--- Start of Information given ---

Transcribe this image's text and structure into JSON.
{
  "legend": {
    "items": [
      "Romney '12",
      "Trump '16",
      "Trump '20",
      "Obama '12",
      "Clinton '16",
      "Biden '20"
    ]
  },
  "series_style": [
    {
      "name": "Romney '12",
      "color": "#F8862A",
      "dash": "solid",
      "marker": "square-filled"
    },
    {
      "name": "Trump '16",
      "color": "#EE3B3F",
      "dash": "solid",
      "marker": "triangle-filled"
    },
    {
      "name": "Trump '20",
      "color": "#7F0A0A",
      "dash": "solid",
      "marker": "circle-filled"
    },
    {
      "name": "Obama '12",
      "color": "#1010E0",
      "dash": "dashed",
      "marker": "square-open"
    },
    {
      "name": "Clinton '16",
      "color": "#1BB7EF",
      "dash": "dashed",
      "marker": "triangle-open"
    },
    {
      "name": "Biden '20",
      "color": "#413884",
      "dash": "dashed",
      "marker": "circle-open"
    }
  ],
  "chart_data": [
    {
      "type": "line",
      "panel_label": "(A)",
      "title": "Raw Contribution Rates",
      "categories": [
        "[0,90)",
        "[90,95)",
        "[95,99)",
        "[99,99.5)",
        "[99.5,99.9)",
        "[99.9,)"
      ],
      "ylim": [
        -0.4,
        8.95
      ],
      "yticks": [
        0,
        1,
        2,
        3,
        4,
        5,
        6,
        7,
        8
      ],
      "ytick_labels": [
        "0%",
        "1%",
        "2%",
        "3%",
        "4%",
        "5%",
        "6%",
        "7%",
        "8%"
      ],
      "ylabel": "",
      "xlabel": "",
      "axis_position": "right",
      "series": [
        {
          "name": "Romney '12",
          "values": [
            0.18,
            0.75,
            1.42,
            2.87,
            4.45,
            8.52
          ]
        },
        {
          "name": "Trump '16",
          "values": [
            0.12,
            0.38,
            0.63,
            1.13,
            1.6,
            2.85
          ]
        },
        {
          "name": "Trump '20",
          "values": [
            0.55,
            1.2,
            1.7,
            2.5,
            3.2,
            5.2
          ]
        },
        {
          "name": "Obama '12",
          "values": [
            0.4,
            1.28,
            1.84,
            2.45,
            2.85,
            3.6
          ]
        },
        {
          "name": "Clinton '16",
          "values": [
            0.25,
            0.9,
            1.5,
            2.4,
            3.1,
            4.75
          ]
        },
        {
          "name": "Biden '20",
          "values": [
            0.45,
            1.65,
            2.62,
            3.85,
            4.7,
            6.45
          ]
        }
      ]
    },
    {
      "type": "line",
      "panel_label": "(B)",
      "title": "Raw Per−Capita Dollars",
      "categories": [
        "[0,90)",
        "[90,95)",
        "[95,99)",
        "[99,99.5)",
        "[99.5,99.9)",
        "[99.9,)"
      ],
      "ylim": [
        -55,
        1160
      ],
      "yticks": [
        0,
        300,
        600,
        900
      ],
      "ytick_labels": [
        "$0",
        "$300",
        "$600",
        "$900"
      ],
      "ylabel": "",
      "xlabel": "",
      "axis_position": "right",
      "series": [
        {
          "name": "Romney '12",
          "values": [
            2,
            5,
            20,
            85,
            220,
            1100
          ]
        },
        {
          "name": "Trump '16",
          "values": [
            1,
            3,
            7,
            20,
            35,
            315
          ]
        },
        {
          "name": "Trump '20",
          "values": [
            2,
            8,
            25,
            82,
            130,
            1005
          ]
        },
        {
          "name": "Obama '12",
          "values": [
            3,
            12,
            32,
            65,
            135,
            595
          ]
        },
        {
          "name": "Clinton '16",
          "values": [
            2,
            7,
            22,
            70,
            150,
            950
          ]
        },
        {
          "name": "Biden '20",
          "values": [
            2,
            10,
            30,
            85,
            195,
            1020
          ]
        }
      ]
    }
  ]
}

--- End of Information given ---

▶ Aim:
Scan the material above. Return every line containing the string "circle".

▶ Answer:
      "marker": "circle-filled"
      "marker": "circle-open"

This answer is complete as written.